===== Trecho selecionado

Ele continua sendo o maior acionista individual, mas não manda mais nada no banco. Nem voltará a mandar. Agora, cabe aos colegas que ficaram salvar o BTG Pactual e, assim, ajudar a preservar a maior parte da fortuna monetária de Esteves, bem como dos cerca de 200 sócios e associados no Brasil e no exterior. Nesse ponto, pelo menos, o banqueiro não se sente desamparado, nem pré-condenado. “Apesar de tudo, pelo menos tenho o conforto de ter os sócios ao meu lado”, repete Esteves para quem o visita.
O estrago de seu afastamento foi grande e provocou uma fuga de investidores. A ação do BTG Pactual recuou cerca de 35% desde sua prisão, no dia 25 de novembro, e os fundos com liquidez diária encolheram mais de R$ 11 bilhões. Agora, é hora de mostrar que a montanha financeira continua robusta e estancar a sangria, mantendo viva a máquina de fazer dinheiro do banco. Na sexta-feira, enquanto Esteves conversava com seu advogado, Persio Arida e os outros seis dos principais sócios – o Top Seven Partners inclui Marcelo Kalim, Roberto Sallouti, Antonio Carlos Canto Porto Filho, James Marcos de Oliveira, Renato Monteiro dos Santos e Guilherme da Costa Paes – fechavam um acordo com o Fundo Garantidor de Crédito (FGC) que garantiu a quantia de R$ 6 bilhões para enfrentar os saques da clientela.
A medida assegura liquidez adicional e tende a acalmar os inseguros e atender aos mais afoitos. Não basta ter patrimônio e caixa suficiente para bancar os saques – e isso o banco assegura que tem –, é preciso atender a todos os pedidos de forma imediata e evitar que a crise de confiança se alastre. O acordo com o FGC é apenas uma parte da ampla estratégia traçada por Arida, um estudioso das crises financeiras, e seus sócios para garantir a sobrevivência do banco. Outras medidas deverão ser anunciadas nos próximos dias, como a venda de participações em outras empresas e o anúncio do nome do escritório de advocacia internacional que irá examinar com lupa todas as transações do banco.
“Fizemos vários movimentos importantes ao longo desses 10 dias“, afirmou Arida à DINHEIRO, na sexta-feira 4. “Mudamos a administração, mudamos o controle e tomamos todas as medidas necessárias para assegurar a liquidez da companhia. O banco é sólido e tem patrimônio, mas precisa assegurar que tenha liquidez também.” Com a investigação privada, a ideia é “esclarecer os fatos o mais rapidamente possível” e tocar a vida em frente. E como fica o BTG Pactual sem André Esteves? Segundo Arida, o pilar da estrutura de partnership do banco continua intacto e forte.

==========
===== Material

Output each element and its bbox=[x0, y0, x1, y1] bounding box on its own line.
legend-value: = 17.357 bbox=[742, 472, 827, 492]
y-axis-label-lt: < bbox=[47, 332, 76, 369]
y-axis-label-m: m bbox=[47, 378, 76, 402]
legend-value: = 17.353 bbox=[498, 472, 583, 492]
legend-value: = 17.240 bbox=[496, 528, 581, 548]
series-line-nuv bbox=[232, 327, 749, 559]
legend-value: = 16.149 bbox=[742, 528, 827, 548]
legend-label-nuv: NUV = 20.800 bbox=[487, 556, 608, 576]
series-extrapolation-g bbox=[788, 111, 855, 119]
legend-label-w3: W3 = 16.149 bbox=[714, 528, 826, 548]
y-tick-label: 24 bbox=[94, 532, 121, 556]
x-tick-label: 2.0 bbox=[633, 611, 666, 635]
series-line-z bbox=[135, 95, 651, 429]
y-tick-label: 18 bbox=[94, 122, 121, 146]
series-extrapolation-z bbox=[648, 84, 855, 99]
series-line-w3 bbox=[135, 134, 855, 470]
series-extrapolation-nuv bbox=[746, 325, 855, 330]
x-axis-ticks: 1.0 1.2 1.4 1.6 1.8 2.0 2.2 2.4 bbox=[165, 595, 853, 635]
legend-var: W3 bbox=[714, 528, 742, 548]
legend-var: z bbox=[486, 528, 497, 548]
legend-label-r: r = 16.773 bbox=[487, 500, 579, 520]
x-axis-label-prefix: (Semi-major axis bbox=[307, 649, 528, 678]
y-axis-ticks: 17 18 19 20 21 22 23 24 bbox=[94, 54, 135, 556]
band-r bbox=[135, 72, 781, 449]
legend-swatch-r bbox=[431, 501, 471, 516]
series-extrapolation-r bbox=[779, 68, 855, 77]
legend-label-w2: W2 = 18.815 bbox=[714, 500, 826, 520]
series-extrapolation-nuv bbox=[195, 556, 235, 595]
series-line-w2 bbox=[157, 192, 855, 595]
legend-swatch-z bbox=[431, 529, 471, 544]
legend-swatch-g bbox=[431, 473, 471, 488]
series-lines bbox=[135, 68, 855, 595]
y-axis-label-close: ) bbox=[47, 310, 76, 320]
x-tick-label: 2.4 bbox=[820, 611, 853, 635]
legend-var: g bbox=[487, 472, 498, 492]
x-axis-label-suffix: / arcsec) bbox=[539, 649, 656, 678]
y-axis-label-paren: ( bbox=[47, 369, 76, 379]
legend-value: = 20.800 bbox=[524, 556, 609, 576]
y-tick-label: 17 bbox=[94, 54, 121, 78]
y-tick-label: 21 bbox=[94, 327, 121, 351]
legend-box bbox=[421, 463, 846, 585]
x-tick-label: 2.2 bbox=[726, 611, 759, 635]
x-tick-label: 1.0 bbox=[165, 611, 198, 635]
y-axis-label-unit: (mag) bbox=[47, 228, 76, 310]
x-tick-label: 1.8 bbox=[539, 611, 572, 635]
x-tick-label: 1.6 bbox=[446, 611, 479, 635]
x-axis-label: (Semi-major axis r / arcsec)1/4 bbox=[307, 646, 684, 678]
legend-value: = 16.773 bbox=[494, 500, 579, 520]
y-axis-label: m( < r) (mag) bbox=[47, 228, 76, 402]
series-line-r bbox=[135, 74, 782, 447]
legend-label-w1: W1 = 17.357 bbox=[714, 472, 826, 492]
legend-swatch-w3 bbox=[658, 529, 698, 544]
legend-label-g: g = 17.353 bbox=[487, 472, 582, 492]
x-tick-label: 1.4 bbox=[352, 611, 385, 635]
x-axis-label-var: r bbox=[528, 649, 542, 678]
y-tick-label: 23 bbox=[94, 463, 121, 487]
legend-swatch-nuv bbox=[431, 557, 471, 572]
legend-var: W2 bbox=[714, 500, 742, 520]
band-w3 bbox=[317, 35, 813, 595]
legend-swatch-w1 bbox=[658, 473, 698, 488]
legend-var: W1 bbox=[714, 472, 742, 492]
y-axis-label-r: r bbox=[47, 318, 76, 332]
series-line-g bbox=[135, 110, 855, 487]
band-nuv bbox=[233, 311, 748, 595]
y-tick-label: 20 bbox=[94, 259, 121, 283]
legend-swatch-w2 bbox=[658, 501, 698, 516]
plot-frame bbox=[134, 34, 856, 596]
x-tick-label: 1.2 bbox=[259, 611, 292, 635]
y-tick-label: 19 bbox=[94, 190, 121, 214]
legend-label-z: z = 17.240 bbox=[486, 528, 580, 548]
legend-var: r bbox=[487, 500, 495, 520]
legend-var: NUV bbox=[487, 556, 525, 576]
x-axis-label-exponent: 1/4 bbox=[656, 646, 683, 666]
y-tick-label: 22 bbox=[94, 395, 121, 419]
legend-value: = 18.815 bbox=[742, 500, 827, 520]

==========

Requisitos das tarefas:
A: No trecho sobre o BTG Pactual, transforme em lista o parágrafo iniciado por "O estrago de seu afastamento". Preserve os fatos principais.
B: Escreva a continuação do trecho sobre o BTG Pactual, começando logo depois da última frase apresentada.

Respostas por tarefa:
A:
- O afastamento de Esteves causou grande estrago e provocou uma fuga de investidores.
- Desde a prisão dele, em 25 de novembro, a ação do BTG Pactual caiu cerca de 35%.
- Os fundos com liquidez diária encolheram mais de R$ 11 bilhões.
- O banco precisa mostrar que continua robusto, estancar a sangria e manter viva sua máquina de fazer dinheiro.
- Na sexta-feira, Esteves conversava com seu advogado. No mesmo dia, Persio Arida e os outros seis principais sócios fecharam um acordo com o Fundo Garantidor de Crédito (FGC). São eles Marcelo Kalim, Roberto Sallouti, Antonio Carlos Canto Porto Filho, James Marcos de Oliveira, Renato Monteiro dos Santos e Guilherme da Costa Paes.
- O acordo garantiu R$ 6 bilhões para enfrentar os saques da clientela.

B:
Nesse modelo, os principais executivos tornam-se sócios, são remunerados de acordo com o desempenho individual e da instituição e têm pesos iguais na tomada de decisão. Nesse ponto, a única mudança foi a saída de Esteves. Quem dá as cartas em todos as estratégias e missões dos 3.000 funcionários é o grupo dos Top Seven, cada um deles com suas áreas específicas. “O banco sempre foi tocado por um partnership“, insiste Arida. Ele deixou a área de gestão de recursos para assumir a presidência do conselho de administração. No comando do dia-a-dia do banco, em vez do CEO André Esteves há agora dois co-presidentes executivos, Marcelo Kalim (que cuida do caixa) e Roberto Sallouti, que já eram nomes fortes na organização.
O inglês Huw Jenkins é o vice-presidente do conselho. Na prática, o poder que se concentrava em Esteves, agora, fica mais diluído e ele perdeu definitivamente qualquer ingerência sobre a empresa. “Estamos tocando uma nova administração. O banco é hoje um outro banco. O jeitão dessa nova fase vai ficar claro a partir das próximas semanas, quando as pessoas entenderem o que está acontecendo“, afirma Arida. Os próximos passos são as vendas de ativos que não se relacionam ao negócio principal e, quem sabe, até a venda do BSI, private bank suíço comprado por Esteves por US$ 1,7 bilhão em julho de 2014.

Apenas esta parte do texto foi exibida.